> TASK
Return all of the entries word for word, but omit the pictures they contain.

> DATA SUPPLIED
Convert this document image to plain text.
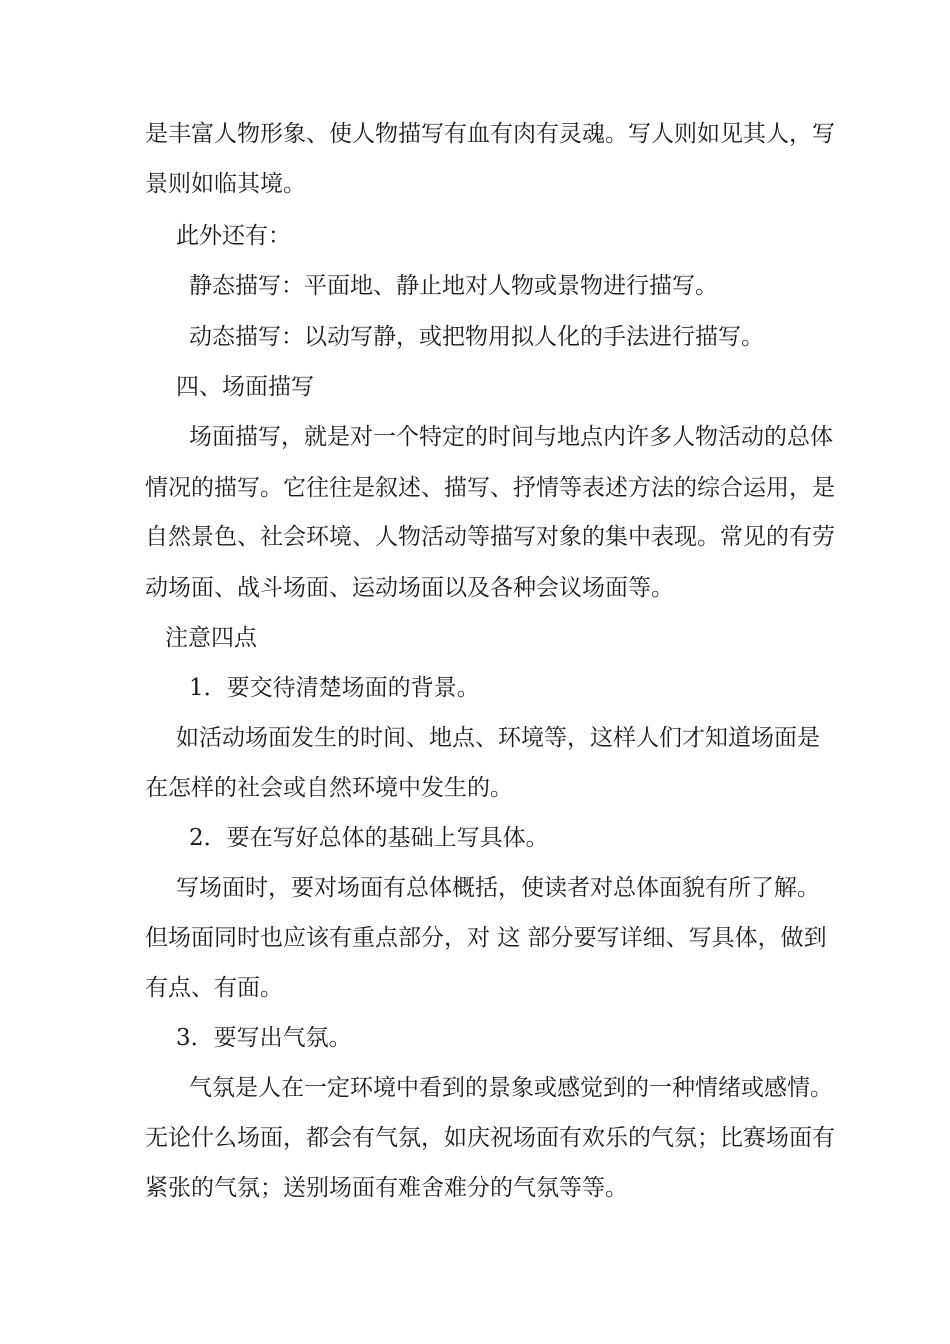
是丰富人物形象、使人物描写有血有肉有灵魂。写人则如见其人，写
景则如临其境。
此外还有：
静态描写：平面地、静止地对人物或景物进行描写。
动态描写：以动写静，或把物用拟人化的手法进行描写。
四、场面描写
场面描写，就是对一个特定的时间与地点内许多人物活动的总体
情况的描写。它往往是叙述、描写、抒情等表述方法的综合运用，是
自然景色、社会环境、人物活动等描写对象的集中表现。常见的有劳
动场面、战斗场面、运动场面以及各种会议场面等。
注意四点
1．要交待清楚场面的背景。
如活动场面发生的时间、地点、环境等，这样人们才知道场面是
在怎样的社会或自然环境中发生的。
2．要在写好总体的基础上写具体。
写场面时，要对场面有总体概括，使读者对总体面貌有所了解。
但场面同时也应该有重点部分，对 这 部分要写详细、写具体，做到
有点、有面。
3．要写出气氛。
气氛是人在一定环境中看到的景象或感觉到的一种情绪或感情。
无论什么场面，都会有气氛，如庆祝场面有欢乐的气氛；比赛场面有
紧张的气氛；送别场面有难舍难分的气氛等等。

> IN RESPONSE
Convert this document image to plain text.
是丰富人物形象、使人物描写有血有肉有灵魂。写人则如见其人，写
景则如临其境。
此外还有：
静态描写：平面地、静止地对人物或景物进行描写。
动态描写：以动写静，或把物用拟人化的手法进行描写。
四、场面描写
场面描写，就是对一个特定的时间与地点内许多人物活动的总体
情况的描写。它往往是叙述、描写、抒情等表述方法的综合运用，是
自然景色、社会环境、人物活动等描写对象的集中表现。常见的有劳
动场面、战斗场面、运动场面以及各种会议场面等。
注意四点
1．要交待清楚场面的背景。
如活动场面发生的时间、地点、环境等，这样人们才知道场面是
在怎样的社会或自然环境中发生的。
2．要在写好总体的基础上写具体。
写场面时，要对场面有总体概括，使读者对总体面貌有所了解。
但场面同时也应该有重点部分，对 这 部分要写详细、写具体，做到
有点、有面。
3．要写出气氛。
气氛是人在一定环境中看到的景象或感觉到的一种情绪或感情。
无论什么场面，都会有气氛，如庆祝场面有欢乐的气氛；比赛场面有
紧张的气氛；送别场面有难舍难分的气氛等等。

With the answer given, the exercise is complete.